■ Raw data:

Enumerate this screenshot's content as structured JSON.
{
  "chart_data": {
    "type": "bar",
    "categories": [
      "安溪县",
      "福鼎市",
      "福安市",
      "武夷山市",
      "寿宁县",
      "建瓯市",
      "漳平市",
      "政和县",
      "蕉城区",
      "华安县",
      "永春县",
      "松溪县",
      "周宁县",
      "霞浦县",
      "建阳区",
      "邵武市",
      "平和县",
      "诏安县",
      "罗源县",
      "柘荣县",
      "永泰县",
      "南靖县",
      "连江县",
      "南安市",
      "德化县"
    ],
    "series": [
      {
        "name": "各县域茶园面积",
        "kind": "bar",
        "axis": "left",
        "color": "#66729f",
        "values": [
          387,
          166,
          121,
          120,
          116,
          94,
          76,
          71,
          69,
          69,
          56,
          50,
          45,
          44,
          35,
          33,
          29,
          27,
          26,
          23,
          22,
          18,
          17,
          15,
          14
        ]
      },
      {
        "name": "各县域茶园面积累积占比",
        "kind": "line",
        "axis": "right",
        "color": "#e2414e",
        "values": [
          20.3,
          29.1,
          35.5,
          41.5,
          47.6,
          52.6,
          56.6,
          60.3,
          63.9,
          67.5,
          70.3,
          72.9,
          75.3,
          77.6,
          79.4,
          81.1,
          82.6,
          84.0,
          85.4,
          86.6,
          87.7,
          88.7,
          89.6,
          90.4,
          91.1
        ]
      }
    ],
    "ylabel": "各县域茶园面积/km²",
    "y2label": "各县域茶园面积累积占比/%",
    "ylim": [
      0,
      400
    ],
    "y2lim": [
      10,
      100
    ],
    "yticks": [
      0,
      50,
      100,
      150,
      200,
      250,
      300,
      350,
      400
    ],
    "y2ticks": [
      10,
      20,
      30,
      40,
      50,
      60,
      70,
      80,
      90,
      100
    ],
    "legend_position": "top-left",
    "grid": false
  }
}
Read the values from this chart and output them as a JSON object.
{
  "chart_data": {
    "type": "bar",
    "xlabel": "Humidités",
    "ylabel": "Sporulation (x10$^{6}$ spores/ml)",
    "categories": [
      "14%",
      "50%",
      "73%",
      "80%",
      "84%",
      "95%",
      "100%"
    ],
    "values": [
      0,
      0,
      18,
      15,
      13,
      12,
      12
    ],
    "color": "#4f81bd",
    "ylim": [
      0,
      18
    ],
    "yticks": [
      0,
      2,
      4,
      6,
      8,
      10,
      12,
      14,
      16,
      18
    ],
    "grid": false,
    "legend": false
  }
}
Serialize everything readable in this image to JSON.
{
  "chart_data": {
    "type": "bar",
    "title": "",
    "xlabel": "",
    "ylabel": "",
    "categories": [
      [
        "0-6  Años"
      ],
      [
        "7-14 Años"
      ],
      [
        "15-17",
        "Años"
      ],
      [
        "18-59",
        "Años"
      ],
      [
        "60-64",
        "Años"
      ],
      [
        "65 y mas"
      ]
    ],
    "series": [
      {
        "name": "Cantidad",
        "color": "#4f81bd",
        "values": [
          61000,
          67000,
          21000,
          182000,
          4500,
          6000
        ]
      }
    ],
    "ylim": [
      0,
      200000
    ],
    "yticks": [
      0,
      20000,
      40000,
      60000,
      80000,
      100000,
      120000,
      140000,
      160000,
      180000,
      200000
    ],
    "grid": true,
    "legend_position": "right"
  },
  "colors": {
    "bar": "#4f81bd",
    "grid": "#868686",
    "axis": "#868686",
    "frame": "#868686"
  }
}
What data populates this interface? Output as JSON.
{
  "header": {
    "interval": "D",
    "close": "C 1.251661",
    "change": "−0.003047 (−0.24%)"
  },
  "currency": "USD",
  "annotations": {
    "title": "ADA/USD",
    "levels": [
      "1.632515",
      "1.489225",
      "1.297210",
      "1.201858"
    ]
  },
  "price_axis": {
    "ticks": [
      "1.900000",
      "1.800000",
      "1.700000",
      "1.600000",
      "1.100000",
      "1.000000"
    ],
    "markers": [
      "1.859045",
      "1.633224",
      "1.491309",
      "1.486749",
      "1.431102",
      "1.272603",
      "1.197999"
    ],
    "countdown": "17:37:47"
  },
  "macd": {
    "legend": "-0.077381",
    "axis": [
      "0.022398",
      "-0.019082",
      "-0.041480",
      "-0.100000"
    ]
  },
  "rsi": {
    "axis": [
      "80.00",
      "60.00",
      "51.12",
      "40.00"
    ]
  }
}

■ Exercise description: Go through the preceding material and copy each line that has the word "this".

■ Exercise result:
Enumerate this screenshot's content as structured JSON.
Read the values from this chart and output them as a JSON object.
Serialize everything readable in this image to JSON.
What data populates this interface? Output as JSON.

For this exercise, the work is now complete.